> Task brief
Copy all the material below, exactly as it stands.

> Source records
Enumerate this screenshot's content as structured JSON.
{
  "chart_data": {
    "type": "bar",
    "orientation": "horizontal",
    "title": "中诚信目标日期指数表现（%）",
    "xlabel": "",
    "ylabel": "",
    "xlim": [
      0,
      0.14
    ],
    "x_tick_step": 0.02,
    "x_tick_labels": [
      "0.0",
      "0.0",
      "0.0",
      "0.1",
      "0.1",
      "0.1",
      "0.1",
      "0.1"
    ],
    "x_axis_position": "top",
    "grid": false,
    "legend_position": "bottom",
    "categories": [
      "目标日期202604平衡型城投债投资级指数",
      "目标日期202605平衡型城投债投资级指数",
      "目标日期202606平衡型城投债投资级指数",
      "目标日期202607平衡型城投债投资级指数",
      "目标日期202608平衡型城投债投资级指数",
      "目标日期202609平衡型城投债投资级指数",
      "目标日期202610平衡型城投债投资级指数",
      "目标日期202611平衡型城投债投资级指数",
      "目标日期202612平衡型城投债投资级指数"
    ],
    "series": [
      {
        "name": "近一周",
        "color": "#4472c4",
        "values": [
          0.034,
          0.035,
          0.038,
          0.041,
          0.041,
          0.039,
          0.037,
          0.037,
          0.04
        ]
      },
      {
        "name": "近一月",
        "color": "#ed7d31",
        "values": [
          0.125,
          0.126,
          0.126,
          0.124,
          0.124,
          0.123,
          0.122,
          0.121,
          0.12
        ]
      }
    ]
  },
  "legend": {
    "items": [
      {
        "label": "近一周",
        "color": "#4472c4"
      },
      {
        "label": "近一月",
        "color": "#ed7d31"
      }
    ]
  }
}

> Result
Enumerate this screenshot's content as structured JSON.
{
  "chart_data": {
    "type": "bar",
    "orientation": "horizontal",
    "title": "中诚信目标日期指数表现（%）",
    "xlabel": "",
    "ylabel": "",
    "xlim": [
      0,
      0.14
    ],
    "x_tick_step": 0.02,
    "x_tick_labels": [
      "0.0",
      "0.0",
      "0.0",
      "0.1",
      "0.1",
      "0.1",
      "0.1",
      "0.1"
    ],
    "x_axis_position": "top",
    "grid": false,
    "legend_position": "bottom",
    "categories": [
      "目标日期202604平衡型城投债投资级指数",
      "目标日期202605平衡型城投债投资级指数",
      "目标日期202606平衡型城投债投资级指数",
      "目标日期202607平衡型城投债投资级指数",
      "目标日期202608平衡型城投债投资级指数",
      "目标日期202609平衡型城投债投资级指数",
      "目标日期202610平衡型城投债投资级指数",
      "目标日期202611平衡型城投债投资级指数",
      "目标日期202612平衡型城投债投资级指数"
    ],
    "series": [
      {
        "name": "近一周",
        "color": "#4472c4",
        "values": [
          0.034,
          0.035,
          0.038,
          0.041,
          0.041,
          0.039,
          0.037,
          0.037,
          0.04
        ]
      },
      {
        "name": "近一月",
        "color": "#ed7d31",
        "values": [
          0.125,
          0.126,
          0.126,
          0.124,
          0.124,
          0.123,
          0.122,
          0.121,
          0.12
        ]
      }
    ]
  },
  "legend": {
    "items": [
      {
        "label": "近一周",
        "color": "#4472c4"
      },
      {
        "label": "近一月",
        "color": "#ed7d31"
      }
    ]
  }
}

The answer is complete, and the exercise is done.